### WORK REQUIRED
Find every line in the records that holds the string "this". Copy each one.

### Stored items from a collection
"""

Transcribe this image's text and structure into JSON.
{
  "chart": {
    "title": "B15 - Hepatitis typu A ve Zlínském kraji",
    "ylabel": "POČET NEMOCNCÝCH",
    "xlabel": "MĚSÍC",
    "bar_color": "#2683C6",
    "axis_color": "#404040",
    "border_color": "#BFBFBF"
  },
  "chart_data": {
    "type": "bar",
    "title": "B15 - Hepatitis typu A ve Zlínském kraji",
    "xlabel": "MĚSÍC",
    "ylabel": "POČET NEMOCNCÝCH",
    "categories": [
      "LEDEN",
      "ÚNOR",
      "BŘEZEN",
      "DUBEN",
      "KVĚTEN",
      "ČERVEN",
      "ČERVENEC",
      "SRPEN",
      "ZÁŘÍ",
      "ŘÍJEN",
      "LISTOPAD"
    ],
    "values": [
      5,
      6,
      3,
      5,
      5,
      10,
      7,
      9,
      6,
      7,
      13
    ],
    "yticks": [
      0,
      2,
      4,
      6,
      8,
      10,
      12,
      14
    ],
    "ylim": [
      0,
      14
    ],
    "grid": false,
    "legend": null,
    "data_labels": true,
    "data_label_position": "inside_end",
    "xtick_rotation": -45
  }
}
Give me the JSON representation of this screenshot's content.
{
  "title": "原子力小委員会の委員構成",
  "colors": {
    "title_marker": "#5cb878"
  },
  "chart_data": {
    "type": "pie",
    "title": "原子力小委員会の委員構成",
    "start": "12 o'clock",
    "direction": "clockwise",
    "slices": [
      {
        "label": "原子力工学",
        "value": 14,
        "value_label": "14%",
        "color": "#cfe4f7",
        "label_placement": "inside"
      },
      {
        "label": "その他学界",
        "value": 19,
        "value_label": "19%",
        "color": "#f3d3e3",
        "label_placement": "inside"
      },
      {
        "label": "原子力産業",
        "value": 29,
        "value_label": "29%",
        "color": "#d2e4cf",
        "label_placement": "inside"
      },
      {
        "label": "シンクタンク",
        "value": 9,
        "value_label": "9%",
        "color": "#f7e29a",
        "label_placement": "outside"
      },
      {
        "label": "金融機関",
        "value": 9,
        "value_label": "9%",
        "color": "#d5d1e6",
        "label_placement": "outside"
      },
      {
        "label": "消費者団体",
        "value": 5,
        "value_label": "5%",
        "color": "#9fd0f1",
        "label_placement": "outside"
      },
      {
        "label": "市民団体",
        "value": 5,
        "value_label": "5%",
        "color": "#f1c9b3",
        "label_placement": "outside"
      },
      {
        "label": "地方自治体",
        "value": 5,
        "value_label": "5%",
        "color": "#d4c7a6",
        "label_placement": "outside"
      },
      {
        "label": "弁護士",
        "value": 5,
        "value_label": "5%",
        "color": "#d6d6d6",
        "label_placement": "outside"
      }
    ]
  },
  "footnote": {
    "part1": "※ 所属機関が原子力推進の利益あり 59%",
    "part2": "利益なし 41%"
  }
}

"""

### OUTPUT BELOW
Transcribe this image's text and structure into JSON.
Give me the JSON representation of this screenshot's content.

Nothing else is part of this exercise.